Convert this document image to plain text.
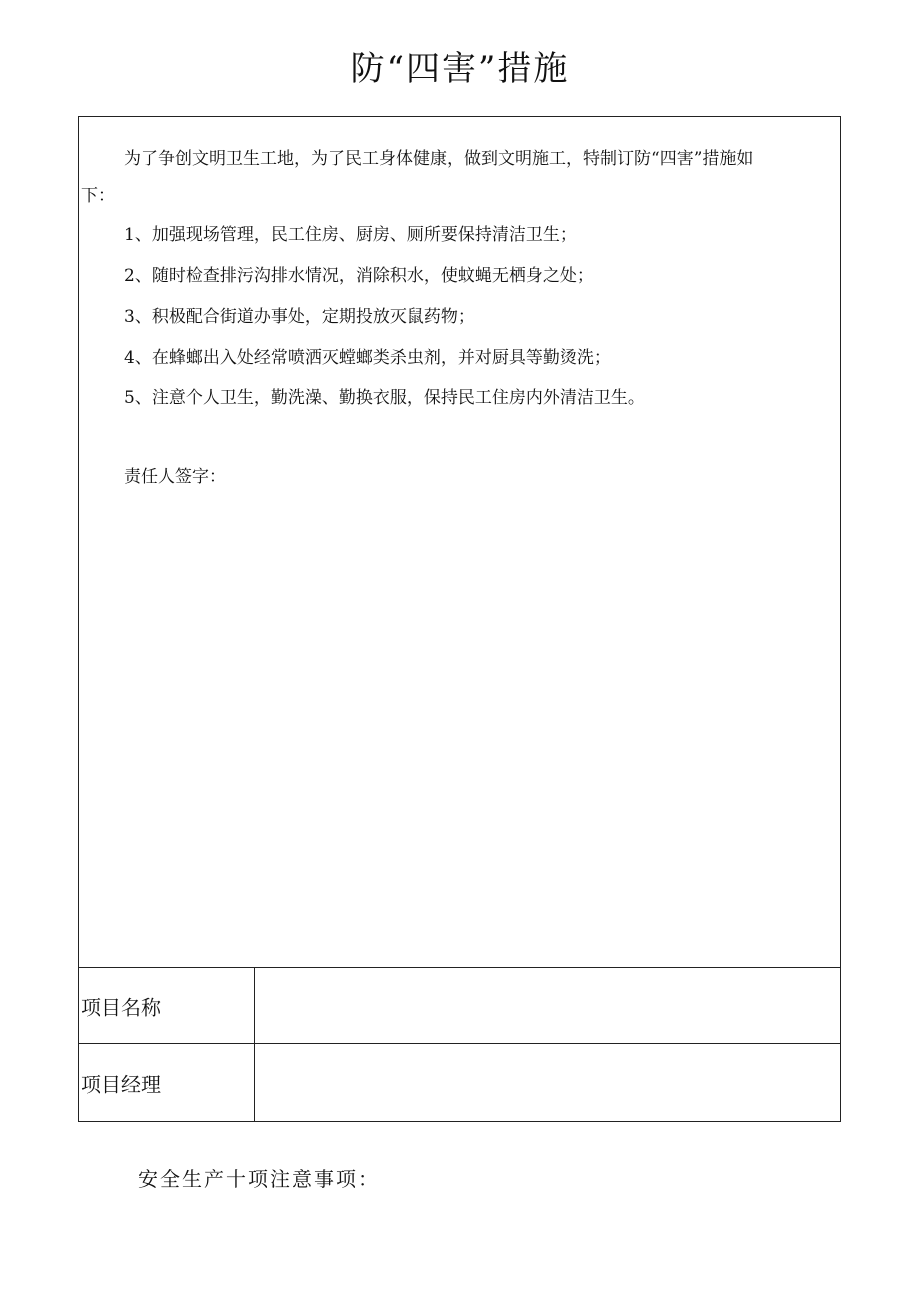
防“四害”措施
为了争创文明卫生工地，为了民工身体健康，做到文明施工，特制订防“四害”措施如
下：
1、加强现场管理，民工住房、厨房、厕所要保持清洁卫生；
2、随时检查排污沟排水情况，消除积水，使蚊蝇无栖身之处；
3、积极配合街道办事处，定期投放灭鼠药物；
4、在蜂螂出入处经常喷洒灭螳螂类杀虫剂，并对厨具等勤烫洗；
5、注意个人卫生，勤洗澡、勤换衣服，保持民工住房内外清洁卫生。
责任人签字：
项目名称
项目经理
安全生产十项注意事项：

Challenge -> Repeat the material above word for word, please, apart from its images.

Complete output ->
Convert this document image to plain text.
防“四害”措施
为了争创文明卫生工地，为了民工身体健康，做到文明施工，特制订防“四害”措施如
下：
1、加强现场管理，民工住房、厨房、厕所要保持清洁卫生；
2、随时检查排污沟排水情况，消除积水，使蚊蝇无栖身之处；
3、积极配合街道办事处，定期投放灭鼠药物；
4、在蜂螂出入处经常喷洒灭螳螂类杀虫剂，并对厨具等勤烫洗；
5、注意个人卫生，勤洗澡、勤换衣服，保持民工住房内外清洁卫生。
责任人签字：
项目名称
项目经理
安全生产十项注意事项：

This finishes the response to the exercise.